> _EXERCISE OBJECTIVE_:
When a line in the data below includes "image", pick it out and copy it.
Start of Block
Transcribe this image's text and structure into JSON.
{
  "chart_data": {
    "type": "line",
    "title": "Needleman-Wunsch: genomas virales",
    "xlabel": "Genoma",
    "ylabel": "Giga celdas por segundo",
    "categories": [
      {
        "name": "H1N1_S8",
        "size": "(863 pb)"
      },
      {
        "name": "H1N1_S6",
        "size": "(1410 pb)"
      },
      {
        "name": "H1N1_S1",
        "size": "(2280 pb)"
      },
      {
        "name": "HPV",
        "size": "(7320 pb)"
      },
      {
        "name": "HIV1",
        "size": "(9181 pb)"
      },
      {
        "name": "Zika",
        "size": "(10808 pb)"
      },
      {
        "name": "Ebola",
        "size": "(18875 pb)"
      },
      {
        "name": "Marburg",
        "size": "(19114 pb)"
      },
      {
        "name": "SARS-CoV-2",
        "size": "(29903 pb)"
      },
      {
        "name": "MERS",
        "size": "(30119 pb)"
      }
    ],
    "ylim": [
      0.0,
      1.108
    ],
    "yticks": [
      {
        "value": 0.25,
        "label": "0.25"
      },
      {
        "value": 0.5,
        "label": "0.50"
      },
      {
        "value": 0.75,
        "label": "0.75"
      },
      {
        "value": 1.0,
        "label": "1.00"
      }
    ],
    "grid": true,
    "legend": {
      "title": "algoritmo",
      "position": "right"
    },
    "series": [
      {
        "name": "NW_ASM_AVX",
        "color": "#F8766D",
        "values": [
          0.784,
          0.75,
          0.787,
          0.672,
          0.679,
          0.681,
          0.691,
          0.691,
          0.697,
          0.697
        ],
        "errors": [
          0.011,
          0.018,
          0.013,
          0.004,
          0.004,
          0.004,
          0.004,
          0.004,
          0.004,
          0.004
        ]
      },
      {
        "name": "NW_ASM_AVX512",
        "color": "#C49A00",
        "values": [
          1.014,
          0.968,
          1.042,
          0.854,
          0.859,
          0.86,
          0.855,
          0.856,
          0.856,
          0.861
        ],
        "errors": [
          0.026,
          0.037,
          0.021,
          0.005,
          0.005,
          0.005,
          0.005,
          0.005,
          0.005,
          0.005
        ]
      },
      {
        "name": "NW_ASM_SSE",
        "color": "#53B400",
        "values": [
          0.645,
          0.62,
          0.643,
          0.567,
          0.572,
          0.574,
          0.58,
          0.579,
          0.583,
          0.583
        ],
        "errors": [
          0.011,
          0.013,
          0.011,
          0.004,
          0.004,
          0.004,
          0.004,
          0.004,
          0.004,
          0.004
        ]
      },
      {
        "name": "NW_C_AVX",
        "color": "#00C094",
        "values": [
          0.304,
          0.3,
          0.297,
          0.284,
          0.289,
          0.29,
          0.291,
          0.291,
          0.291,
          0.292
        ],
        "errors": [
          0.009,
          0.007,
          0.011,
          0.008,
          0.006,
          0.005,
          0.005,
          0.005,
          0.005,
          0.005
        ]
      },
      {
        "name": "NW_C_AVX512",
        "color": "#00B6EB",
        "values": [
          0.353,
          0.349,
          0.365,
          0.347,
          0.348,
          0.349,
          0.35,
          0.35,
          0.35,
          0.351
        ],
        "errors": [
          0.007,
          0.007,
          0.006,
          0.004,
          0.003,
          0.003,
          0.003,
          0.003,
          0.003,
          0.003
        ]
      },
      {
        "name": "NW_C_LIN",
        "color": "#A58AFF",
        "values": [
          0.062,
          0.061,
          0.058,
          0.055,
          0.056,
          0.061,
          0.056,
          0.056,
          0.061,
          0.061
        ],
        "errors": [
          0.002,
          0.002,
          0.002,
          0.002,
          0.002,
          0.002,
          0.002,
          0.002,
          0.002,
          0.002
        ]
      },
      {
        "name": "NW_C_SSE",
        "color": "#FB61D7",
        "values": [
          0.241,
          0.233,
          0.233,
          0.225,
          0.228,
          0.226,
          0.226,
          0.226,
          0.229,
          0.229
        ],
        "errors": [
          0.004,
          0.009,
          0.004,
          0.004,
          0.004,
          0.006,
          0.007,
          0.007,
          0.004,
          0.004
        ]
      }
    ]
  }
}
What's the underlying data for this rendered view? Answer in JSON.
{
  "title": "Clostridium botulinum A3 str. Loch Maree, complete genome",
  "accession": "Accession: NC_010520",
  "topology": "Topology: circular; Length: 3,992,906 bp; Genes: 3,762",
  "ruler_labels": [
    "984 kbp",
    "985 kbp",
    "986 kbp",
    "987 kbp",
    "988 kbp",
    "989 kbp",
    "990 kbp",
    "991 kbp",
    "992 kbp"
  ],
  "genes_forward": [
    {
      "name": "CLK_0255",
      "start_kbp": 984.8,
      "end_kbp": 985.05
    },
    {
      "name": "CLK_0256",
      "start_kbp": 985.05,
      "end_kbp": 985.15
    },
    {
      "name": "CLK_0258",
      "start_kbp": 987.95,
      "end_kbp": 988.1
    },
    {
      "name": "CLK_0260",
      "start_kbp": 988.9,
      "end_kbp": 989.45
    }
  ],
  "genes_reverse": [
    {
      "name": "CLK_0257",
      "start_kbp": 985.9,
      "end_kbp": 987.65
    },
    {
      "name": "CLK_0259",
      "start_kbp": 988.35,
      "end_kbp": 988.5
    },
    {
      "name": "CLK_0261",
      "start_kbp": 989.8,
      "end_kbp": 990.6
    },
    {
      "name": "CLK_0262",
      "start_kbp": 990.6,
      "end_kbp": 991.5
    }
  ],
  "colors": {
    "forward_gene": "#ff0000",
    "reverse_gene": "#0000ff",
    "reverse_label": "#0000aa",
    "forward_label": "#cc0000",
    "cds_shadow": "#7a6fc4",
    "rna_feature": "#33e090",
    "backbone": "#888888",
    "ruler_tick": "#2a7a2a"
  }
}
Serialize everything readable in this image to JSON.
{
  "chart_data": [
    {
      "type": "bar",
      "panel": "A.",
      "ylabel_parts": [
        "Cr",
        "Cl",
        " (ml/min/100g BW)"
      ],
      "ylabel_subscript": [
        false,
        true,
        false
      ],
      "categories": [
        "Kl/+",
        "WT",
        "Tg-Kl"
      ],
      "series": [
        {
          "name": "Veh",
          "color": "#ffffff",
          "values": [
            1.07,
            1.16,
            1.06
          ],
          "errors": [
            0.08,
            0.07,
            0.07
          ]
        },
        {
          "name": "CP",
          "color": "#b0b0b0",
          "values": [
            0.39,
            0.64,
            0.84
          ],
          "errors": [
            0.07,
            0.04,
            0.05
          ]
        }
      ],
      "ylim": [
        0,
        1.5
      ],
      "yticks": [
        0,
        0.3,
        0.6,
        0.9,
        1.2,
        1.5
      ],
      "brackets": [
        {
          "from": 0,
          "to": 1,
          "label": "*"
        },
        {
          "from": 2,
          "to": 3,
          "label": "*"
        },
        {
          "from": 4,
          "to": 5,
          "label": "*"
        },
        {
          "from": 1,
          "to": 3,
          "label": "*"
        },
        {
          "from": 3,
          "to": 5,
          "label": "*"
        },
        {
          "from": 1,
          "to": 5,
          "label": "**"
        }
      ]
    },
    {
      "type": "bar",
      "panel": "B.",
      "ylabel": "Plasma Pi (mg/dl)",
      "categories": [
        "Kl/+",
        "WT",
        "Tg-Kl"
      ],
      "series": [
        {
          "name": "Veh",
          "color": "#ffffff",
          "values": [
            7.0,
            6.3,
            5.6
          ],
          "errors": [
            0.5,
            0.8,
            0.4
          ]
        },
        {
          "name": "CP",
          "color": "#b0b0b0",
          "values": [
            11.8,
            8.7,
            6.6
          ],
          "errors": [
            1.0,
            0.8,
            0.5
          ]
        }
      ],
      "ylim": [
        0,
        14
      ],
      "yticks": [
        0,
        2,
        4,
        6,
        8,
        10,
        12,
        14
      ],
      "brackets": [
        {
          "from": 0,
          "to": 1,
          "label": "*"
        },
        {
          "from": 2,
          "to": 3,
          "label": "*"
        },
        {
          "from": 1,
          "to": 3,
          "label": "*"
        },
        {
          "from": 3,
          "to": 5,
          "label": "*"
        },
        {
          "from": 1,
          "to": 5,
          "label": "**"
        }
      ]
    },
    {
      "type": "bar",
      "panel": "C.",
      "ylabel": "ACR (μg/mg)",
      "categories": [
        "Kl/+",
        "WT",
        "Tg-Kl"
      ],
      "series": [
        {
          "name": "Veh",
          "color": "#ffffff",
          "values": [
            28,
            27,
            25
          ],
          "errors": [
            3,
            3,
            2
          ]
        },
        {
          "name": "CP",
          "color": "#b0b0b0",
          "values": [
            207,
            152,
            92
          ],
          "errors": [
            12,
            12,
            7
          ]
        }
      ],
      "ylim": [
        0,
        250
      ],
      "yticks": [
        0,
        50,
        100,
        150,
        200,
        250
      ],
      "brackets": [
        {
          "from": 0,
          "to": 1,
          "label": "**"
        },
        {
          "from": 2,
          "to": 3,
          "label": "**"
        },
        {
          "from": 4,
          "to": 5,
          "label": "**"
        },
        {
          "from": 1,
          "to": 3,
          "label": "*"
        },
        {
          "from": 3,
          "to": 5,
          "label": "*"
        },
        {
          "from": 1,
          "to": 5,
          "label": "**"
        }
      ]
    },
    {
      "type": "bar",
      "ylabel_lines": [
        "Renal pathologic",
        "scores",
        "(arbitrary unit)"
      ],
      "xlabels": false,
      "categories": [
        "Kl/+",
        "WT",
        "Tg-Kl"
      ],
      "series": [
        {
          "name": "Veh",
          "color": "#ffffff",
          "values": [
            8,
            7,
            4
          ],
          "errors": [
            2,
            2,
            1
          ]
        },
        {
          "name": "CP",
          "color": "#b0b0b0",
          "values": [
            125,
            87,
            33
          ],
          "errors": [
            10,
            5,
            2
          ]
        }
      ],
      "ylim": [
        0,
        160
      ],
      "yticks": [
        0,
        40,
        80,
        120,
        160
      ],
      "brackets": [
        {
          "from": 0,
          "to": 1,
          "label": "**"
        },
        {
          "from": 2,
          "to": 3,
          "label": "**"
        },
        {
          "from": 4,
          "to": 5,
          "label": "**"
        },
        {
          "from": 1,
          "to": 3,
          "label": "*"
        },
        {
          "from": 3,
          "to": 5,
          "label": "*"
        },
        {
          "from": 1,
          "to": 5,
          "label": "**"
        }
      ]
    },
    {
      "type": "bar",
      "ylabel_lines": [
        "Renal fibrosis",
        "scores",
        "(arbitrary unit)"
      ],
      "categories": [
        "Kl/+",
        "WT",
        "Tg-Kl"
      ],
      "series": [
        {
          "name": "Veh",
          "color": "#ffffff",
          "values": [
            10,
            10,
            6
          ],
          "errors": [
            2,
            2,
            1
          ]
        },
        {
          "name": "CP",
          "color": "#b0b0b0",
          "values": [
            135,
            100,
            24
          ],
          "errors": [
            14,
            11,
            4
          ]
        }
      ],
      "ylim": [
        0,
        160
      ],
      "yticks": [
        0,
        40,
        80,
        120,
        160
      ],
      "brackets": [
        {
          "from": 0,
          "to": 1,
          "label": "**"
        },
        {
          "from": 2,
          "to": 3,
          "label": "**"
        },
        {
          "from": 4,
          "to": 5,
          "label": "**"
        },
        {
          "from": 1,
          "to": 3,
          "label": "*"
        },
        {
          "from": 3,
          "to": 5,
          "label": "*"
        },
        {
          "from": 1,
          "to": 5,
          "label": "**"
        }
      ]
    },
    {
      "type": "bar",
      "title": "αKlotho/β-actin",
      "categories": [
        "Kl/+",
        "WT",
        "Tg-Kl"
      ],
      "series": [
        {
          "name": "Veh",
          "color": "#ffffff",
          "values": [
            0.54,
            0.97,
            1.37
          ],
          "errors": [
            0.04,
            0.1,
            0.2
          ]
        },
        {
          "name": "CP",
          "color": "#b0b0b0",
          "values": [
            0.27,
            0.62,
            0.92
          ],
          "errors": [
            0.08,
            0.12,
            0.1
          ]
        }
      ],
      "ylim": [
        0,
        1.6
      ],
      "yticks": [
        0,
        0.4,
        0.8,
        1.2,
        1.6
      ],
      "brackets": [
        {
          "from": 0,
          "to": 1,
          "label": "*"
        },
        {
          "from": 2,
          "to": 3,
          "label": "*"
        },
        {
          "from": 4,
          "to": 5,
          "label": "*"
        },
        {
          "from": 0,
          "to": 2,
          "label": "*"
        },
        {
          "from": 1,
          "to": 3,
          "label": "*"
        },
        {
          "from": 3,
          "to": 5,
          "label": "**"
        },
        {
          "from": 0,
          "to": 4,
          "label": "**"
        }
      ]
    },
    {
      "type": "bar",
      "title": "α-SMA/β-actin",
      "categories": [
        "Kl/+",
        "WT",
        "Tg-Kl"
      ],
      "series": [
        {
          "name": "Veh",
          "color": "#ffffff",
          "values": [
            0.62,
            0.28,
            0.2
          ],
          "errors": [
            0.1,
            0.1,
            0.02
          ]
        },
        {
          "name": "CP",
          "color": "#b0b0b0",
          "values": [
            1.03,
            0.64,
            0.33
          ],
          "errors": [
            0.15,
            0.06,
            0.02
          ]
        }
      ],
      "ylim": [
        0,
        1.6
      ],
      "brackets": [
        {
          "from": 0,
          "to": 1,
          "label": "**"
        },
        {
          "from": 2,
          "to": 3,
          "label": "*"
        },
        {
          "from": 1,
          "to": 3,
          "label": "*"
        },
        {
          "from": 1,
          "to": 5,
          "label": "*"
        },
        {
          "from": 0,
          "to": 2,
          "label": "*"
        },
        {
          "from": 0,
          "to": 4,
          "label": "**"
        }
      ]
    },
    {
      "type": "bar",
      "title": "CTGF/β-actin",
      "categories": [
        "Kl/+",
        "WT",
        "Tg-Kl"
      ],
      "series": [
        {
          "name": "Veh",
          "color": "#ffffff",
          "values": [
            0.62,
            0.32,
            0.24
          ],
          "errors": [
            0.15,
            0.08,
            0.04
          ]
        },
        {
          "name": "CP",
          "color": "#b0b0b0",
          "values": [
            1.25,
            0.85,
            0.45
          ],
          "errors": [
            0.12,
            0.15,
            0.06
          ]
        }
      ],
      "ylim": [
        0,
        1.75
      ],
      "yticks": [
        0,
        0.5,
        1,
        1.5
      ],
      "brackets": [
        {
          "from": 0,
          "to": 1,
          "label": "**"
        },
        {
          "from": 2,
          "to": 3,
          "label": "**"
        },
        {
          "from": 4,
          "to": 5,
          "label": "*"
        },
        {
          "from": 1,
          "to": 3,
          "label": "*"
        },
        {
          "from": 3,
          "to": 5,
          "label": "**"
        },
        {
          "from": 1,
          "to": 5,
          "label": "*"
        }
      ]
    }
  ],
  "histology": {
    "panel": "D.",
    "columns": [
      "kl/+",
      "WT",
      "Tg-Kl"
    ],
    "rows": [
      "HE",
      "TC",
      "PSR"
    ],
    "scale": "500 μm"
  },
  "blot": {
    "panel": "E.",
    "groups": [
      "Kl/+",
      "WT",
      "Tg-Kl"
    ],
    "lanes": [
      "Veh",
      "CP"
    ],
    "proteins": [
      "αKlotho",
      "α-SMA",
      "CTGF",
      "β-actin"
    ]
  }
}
End of Block
> _ANSWER TO THIS PROBLEM_:
Transcribe this image's text and structure into JSON.
Serialize everything readable in this image to JSON.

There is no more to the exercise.